▼
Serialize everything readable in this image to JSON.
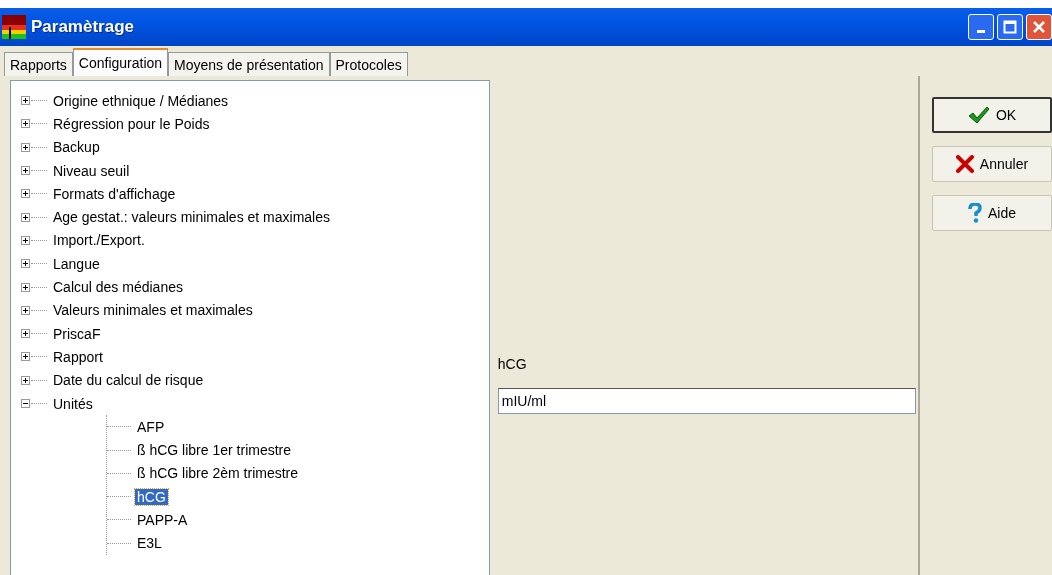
{
  "window": {
    "title": "Paramètrage"
  },
  "tabs": [
    {
      "label": "Rapports",
      "selected": false
    },
    {
      "label": "Configuration",
      "selected": true
    },
    {
      "label": "Moyens de présentation",
      "selected": false
    },
    {
      "label": "Protocoles",
      "selected": false
    }
  ],
  "tree": [
    {
      "label": "Origine ethnique / Médianes",
      "expanded": false,
      "selected": false
    },
    {
      "label": "Régression pour le Poids",
      "expanded": false,
      "selected": false
    },
    {
      "label": "Backup",
      "expanded": false,
      "selected": false
    },
    {
      "label": "Niveau seuil",
      "expanded": false,
      "selected": false
    },
    {
      "label": "Formats d'affichage",
      "expanded": false,
      "selected": false
    },
    {
      "label": "Age gestat.: valeurs minimales et maximales",
      "expanded": false,
      "selected": false
    },
    {
      "label": "Import./Export.",
      "expanded": false,
      "selected": false
    },
    {
      "label": "Langue",
      "expanded": false,
      "selected": false
    },
    {
      "label": "Calcul des médianes",
      "expanded": false,
      "selected": false
    },
    {
      "label": "Valeurs minimales et maximales",
      "expanded": false,
      "selected": false
    },
    {
      "label": "PriscaF",
      "expanded": false,
      "selected": false
    },
    {
      "label": "Rapport",
      "expanded": false,
      "selected": false
    },
    {
      "label": "Date du calcul de risque",
      "expanded": false,
      "selected": false
    },
    {
      "label": "Unités",
      "expanded": true,
      "selected": false,
      "children": [
        {
          "label": "AFP",
          "selected": false
        },
        {
          "label": "ß hCG libre 1er trimestre",
          "selected": false
        },
        {
          "label": "ß hCG libre 2èm trimestre",
          "selected": false
        },
        {
          "label": "hCG",
          "selected": true
        },
        {
          "label": "PAPP-A",
          "selected": false
        },
        {
          "label": "E3L",
          "selected": false
        }
      ]
    }
  ],
  "detail": {
    "label": "hCG",
    "value": "mIU/ml"
  },
  "buttons": [
    {
      "kind": "ok",
      "label": "OK",
      "default": true
    },
    {
      "kind": "cancel",
      "label": "Annuler",
      "default": false
    },
    {
      "kind": "help",
      "label": "Aide",
      "default": false
    }
  ]
}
▲
CHALLENGE:
Copy each line of the listing that includes "maximales".

RESPONSE TO THE TASK:
      "label": "Age gestat.: valeurs minimales et maximales",
      "label": "Valeurs minimales et maximales",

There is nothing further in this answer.